[START Rows]
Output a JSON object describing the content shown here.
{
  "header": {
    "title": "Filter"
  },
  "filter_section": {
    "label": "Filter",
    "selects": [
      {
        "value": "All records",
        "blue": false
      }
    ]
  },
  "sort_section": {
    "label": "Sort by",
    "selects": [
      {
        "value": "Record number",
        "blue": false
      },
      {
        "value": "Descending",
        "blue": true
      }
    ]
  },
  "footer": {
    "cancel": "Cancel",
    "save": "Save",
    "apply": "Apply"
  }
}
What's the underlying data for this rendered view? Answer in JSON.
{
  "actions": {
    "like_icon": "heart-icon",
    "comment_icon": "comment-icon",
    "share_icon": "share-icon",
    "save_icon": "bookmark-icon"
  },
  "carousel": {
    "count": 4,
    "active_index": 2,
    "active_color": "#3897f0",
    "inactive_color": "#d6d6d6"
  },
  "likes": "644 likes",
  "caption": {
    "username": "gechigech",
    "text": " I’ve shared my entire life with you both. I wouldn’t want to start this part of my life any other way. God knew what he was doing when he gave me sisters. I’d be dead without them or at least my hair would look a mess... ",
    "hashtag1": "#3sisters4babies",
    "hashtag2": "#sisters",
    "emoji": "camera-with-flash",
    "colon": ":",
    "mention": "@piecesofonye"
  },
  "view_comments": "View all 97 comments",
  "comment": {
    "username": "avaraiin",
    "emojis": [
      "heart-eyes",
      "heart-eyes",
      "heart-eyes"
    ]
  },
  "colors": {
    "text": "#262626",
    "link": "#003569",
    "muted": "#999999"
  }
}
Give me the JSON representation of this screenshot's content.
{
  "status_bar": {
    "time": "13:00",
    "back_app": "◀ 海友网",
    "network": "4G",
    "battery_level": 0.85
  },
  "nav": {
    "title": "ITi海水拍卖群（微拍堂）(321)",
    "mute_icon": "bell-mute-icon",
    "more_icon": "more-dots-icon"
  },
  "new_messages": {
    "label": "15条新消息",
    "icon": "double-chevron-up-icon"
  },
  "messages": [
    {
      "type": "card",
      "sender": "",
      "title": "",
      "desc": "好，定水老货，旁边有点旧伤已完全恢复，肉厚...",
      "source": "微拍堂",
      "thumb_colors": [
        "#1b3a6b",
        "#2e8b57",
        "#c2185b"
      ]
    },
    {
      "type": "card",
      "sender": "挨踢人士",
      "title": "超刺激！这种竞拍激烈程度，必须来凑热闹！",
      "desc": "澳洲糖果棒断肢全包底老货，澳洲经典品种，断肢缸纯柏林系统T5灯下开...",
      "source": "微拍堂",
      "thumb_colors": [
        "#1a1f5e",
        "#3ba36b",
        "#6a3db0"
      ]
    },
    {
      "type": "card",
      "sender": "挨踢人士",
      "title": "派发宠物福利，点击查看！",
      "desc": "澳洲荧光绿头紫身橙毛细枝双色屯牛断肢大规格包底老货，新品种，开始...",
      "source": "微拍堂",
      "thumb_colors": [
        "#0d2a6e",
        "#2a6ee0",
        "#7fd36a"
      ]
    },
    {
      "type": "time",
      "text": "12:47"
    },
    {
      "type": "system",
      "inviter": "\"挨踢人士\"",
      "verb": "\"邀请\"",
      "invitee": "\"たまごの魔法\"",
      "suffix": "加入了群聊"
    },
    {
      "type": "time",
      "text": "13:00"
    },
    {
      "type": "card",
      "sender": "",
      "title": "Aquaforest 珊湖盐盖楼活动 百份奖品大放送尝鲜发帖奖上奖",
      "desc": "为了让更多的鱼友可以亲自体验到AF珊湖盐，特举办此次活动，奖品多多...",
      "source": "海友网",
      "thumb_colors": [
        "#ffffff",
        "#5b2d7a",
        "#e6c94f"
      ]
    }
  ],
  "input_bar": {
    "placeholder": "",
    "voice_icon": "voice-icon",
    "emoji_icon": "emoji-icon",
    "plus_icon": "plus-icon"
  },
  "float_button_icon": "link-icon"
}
[END Rows]
# [Problem to work on]
A line counts if it holds the word "username". How many lines of the entries count? Give the number only.

# [Full output]
2